# Direction:
Make a verbatim copy of the entries below; pictures stay out.

Entries with figure data
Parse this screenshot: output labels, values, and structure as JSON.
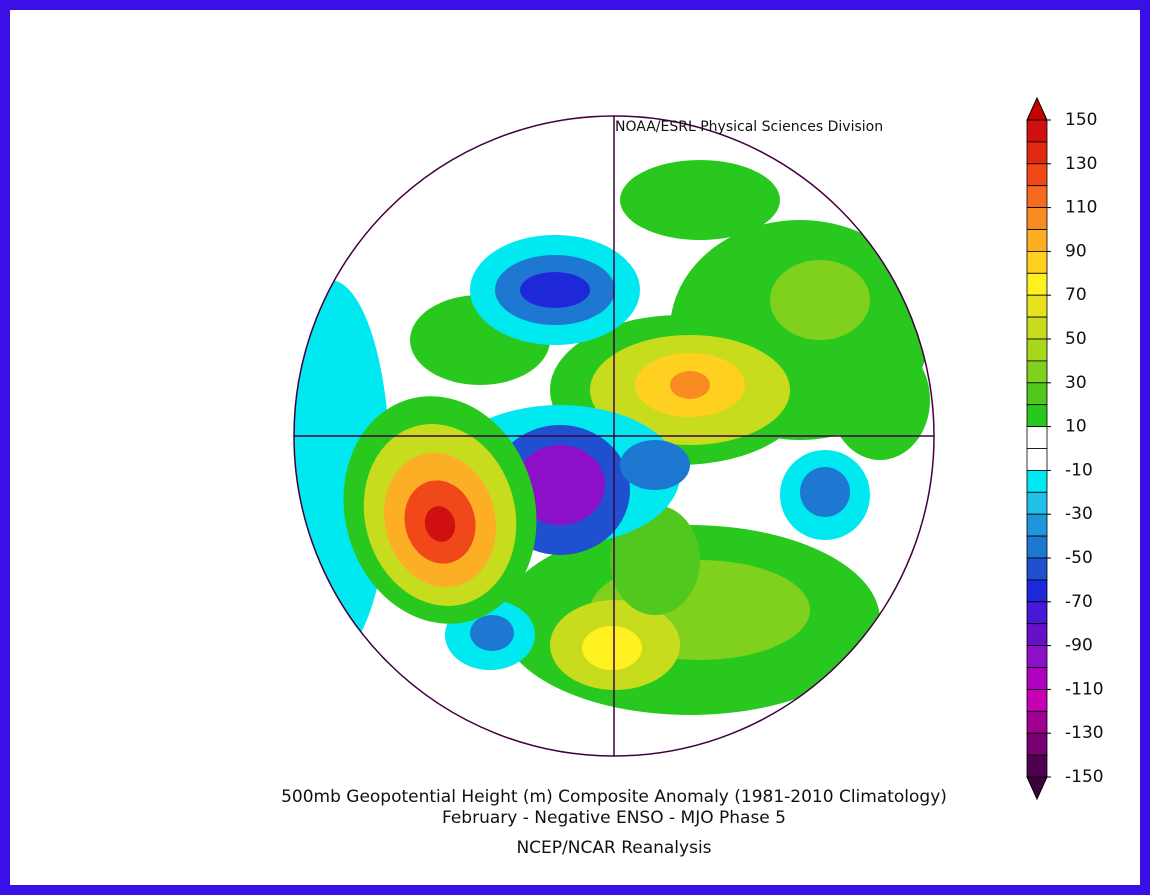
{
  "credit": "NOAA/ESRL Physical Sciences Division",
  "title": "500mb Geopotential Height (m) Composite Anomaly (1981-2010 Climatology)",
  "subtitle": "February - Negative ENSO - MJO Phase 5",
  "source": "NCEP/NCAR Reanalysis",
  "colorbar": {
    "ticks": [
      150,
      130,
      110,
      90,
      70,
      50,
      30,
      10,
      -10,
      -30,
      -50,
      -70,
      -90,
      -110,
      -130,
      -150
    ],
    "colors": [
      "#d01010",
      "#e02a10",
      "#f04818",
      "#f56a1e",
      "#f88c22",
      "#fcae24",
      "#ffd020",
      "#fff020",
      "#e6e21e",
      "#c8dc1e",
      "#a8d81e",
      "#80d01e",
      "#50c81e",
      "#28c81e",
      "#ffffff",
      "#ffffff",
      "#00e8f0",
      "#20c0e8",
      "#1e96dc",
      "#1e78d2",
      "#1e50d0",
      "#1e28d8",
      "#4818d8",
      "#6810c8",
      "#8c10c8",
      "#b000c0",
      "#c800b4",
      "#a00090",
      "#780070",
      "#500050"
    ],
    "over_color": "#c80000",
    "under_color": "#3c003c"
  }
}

# Exercise answer:
Parse this screenshot: output labels, values, and structure as JSON.
{
  "credit": "NOAA/ESRL Physical Sciences Division",
  "title": "500mb Geopotential Height (m) Composite Anomaly (1981-2010 Climatology)",
  "subtitle": "February - Negative ENSO - MJO Phase 5",
  "source": "NCEP/NCAR Reanalysis",
  "colorbar": {
    "ticks": [
      150,
      130,
      110,
      90,
      70,
      50,
      30,
      10,
      -10,
      -30,
      -50,
      -70,
      -90,
      -110,
      -130,
      -150
    ],
    "colors": [
      "#d01010",
      "#e02a10",
      "#f04818",
      "#f56a1e",
      "#f88c22",
      "#fcae24",
      "#ffd020",
      "#fff020",
      "#e6e21e",
      "#c8dc1e",
      "#a8d81e",
      "#80d01e",
      "#50c81e",
      "#28c81e",
      "#ffffff",
      "#ffffff",
      "#00e8f0",
      "#20c0e8",
      "#1e96dc",
      "#1e78d2",
      "#1e50d0",
      "#1e28d8",
      "#4818d8",
      "#6810c8",
      "#8c10c8",
      "#b000c0",
      "#c800b4",
      "#a00090",
      "#780070",
      "#500050"
    ],
    "over_color": "#c80000",
    "under_color": "#3c003c"
  }
}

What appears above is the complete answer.